§ Written instruction:
Each record below should appear again exactly as written.

§ Entries:
* begin *
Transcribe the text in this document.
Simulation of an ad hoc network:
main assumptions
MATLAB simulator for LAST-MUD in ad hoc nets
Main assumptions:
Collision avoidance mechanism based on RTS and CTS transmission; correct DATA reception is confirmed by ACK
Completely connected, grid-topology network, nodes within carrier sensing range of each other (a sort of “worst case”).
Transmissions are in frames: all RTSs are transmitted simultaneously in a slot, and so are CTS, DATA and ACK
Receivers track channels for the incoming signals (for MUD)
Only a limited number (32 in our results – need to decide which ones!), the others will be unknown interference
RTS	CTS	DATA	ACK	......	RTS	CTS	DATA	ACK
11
* end *
§ The result:
Transcribe the text in this document.
Simulation of an ad hoc network:
main assumptions
MATLAB simulator for LAST-MUD in ad hoc nets
Main assumptions:
Collision avoidance mechanism based on RTS and CTS transmission; correct DATA reception is confirmed by ACK
Completely connected, grid-topology network, nodes within carrier sensing range of each other (a sort of “worst case”).
Transmissions are in frames: all RTSs are transmitted simultaneously in a slot, and so are CTS, DATA and ACK
Receivers track channels for the incoming signals (for MUD)
Only a limited number (32 in our results – need to decide which ones!), the others will be unknown interference
RTS	CTS	DATA	ACK	......	RTS	CTS	DATA	ACK
11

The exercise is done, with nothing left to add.